## Start Data for the task
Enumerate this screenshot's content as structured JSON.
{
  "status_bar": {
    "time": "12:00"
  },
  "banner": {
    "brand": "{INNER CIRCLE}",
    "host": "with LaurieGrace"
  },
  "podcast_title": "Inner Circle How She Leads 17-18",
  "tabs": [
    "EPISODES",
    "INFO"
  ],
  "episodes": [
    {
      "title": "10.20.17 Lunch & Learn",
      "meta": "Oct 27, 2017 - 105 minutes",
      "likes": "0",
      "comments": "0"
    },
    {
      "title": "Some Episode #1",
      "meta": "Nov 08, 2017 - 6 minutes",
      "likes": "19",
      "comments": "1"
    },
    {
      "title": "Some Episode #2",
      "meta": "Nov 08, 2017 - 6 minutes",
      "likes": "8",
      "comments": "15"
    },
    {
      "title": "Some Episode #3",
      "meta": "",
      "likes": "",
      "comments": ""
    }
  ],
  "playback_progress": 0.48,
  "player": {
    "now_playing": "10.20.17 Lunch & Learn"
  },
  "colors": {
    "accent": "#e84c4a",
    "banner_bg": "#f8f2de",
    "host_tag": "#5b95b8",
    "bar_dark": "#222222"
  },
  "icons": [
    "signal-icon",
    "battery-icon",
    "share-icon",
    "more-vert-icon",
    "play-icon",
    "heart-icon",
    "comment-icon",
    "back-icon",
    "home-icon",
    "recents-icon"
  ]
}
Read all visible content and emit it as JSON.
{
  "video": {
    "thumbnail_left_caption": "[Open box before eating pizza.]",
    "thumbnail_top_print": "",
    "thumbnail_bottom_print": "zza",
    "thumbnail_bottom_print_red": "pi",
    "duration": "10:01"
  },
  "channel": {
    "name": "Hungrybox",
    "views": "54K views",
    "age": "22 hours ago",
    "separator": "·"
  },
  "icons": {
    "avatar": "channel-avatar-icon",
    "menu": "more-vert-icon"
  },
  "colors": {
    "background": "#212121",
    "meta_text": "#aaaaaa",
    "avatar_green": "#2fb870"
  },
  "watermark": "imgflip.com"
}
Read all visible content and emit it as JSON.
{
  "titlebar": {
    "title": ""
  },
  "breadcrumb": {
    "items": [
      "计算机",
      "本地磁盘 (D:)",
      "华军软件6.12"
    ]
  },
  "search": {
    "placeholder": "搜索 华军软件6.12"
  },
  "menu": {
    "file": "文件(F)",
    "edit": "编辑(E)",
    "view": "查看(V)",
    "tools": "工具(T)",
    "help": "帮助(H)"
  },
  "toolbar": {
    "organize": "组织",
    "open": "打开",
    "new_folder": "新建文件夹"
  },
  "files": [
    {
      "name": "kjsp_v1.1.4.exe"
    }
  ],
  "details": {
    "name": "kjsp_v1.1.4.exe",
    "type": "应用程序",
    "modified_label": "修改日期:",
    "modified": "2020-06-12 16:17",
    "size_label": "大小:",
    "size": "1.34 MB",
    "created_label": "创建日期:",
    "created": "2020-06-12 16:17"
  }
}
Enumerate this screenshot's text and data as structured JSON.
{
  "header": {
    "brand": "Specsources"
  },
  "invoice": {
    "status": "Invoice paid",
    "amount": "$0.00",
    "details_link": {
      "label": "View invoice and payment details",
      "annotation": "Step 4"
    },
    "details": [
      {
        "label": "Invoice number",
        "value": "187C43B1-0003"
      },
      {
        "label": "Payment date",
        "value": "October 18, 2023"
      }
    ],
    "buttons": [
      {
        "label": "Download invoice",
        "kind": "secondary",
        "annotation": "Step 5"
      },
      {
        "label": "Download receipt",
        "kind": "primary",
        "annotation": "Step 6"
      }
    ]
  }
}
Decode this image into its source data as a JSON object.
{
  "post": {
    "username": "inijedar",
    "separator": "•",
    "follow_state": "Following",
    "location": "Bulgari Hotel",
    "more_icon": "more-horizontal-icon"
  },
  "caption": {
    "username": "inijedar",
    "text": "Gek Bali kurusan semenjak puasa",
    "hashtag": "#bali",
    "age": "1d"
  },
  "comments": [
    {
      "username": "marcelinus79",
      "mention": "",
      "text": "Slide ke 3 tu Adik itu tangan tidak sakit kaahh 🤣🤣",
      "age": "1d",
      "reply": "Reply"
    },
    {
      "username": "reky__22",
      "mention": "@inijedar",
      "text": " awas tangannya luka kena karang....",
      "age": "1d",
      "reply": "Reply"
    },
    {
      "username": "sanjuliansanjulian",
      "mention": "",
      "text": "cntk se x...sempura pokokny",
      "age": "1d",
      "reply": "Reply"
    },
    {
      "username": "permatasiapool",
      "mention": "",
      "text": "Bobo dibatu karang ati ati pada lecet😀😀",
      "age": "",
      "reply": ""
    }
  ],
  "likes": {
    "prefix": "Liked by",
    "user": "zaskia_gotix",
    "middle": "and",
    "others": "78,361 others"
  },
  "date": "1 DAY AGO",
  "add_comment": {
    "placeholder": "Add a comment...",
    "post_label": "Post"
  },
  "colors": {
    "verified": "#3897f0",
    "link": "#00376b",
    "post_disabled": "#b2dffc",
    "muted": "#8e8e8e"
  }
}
## End Data for the task
Reproduce the records in full, exactly as written.

*Result of this exercise*
Enumerate this screenshot's content as structured JSON.
{
  "status_bar": {
    "time": "12:00"
  },
  "banner": {
    "brand": "{INNER CIRCLE}",
    "host": "with LaurieGrace"
  },
  "podcast_title": "Inner Circle How She Leads 17-18",
  "tabs": [
    "EPISODES",
    "INFO"
  ],
  "episodes": [
    {
      "title": "10.20.17 Lunch & Learn",
      "meta": "Oct 27, 2017 - 105 minutes",
      "likes": "0",
      "comments": "0"
    },
    {
      "title": "Some Episode #1",
      "meta": "Nov 08, 2017 - 6 minutes",
      "likes": "19",
      "comments": "1"
    },
    {
      "title": "Some Episode #2",
      "meta": "Nov 08, 2017 - 6 minutes",
      "likes": "8",
      "comments": "15"
    },
    {
      "title": "Some Episode #3",
      "meta": "",
      "likes": "",
      "comments": ""
    }
  ],
  "playback_progress": 0.48,
  "player": {
    "now_playing": "10.20.17 Lunch & Learn"
  },
  "colors": {
    "accent": "#e84c4a",
    "banner_bg": "#f8f2de",
    "host_tag": "#5b95b8",
    "bar_dark": "#222222"
  },
  "icons": [
    "signal-icon",
    "battery-icon",
    "share-icon",
    "more-vert-icon",
    "play-icon",
    "heart-icon",
    "comment-icon",
    "back-icon",
    "home-icon",
    "recents-icon"
  ]
}
Read all visible content and emit it as JSON.
{
  "video": {
    "thumbnail_left_caption": "[Open box before eating pizza.]",
    "thumbnail_top_print": "",
    "thumbnail_bottom_print": "zza",
    "thumbnail_bottom_print_red": "pi",
    "duration": "10:01"
  },
  "channel": {
    "name": "Hungrybox",
    "views": "54K views",
    "age": "22 hours ago",
    "separator": "·"
  },
  "icons": {
    "avatar": "channel-avatar-icon",
    "menu": "more-vert-icon"
  },
  "colors": {
    "background": "#212121",
    "meta_text": "#aaaaaa",
    "avatar_green": "#2fb870"
  },
  "watermark": "imgflip.com"
}
Read all visible content and emit it as JSON.
{
  "titlebar": {
    "title": ""
  },
  "breadcrumb": {
    "items": [
      "计算机",
      "本地磁盘 (D:)",
      "华军软件6.12"
    ]
  },
  "search": {
    "placeholder": "搜索 华军软件6.12"
  },
  "menu": {
    "file": "文件(F)",
    "edit": "编辑(E)",
    "view": "查看(V)",
    "tools": "工具(T)",
    "help": "帮助(H)"
  },
  "toolbar": {
    "organize": "组织",
    "open": "打开",
    "new_folder": "新建文件夹"
  },
  "files": [
    {
      "name": "kjsp_v1.1.4.exe"
    }
  ],
  "details": {
    "name": "kjsp_v1.1.4.exe",
    "type": "应用程序",
    "modified_label": "修改日期:",
    "modified": "2020-06-12 16:17",
    "size_label": "大小:",
    "size": "1.34 MB",
    "created_label": "创建日期:",
    "created": "2020-06-12 16:17"
  }
}
Enumerate this screenshot's text and data as structured JSON.
{
  "header": {
    "brand": "Specsources"
  },
  "invoice": {
    "status": "Invoice paid",
    "amount": "$0.00",
    "details_link": {
      "label": "View invoice and payment details",
      "annotation": "Step 4"
    },
    "details": [
      {
        "label": "Invoice number",
        "value": "187C43B1-0003"
      },
      {
        "label": "Payment date",
        "value": "October 18, 2023"
      }
    ],
    "buttons": [
      {
        "label": "Download invoice",
        "kind": "secondary",
        "annotation": "Step 5"
      },
      {
        "label": "Download receipt",
        "kind": "primary",
        "annotation": "Step 6"
      }
    ]
  }
}
Decode this image into its source data as a JSON object.
{
  "post": {
    "username": "inijedar",
    "separator": "•",
    "follow_state": "Following",
    "location": "Bulgari Hotel",
    "more_icon": "more-horizontal-icon"
  },
  "caption": {
    "username": "inijedar",
    "text": "Gek Bali kurusan semenjak puasa",
    "hashtag": "#bali",
    "age": "1d"
  },
  "comments": [
    {
      "username": "marcelinus79",
      "mention": "",
      "text": "Slide ke 3 tu Adik itu tangan tidak sakit kaahh 🤣🤣",
      "age": "1d",
      "reply": "Reply"
    },
    {
      "username": "reky__22",
      "mention": "@inijedar",
      "text": " awas tangannya luka kena karang....",
      "age": "1d",
      "reply": "Reply"
    },
    {
      "username": "sanjuliansanjulian",
      "mention": "",
      "text": "cntk se x...sempura pokokny",
      "age": "1d",
      "reply": "Reply"
    },
    {
      "username": "permatasiapool",
      "mention": "",
      "text": "Bobo dibatu karang ati ati pada lecet😀😀",
      "age": "",
      "reply": ""
    }
  ],
  "likes": {
    "prefix": "Liked by",
    "user": "zaskia_gotix",
    "middle": "and",
    "others": "78,361 others"
  },
  "date": "1 DAY AGO",
  "add_comment": {
    "placeholder": "Add a comment...",
    "post_label": "Post"
  },
  "colors": {
    "verified": "#3897f0",
    "link": "#00376b",
    "post_disabled": "#b2dffc",
    "muted": "#8e8e8e"
  }
}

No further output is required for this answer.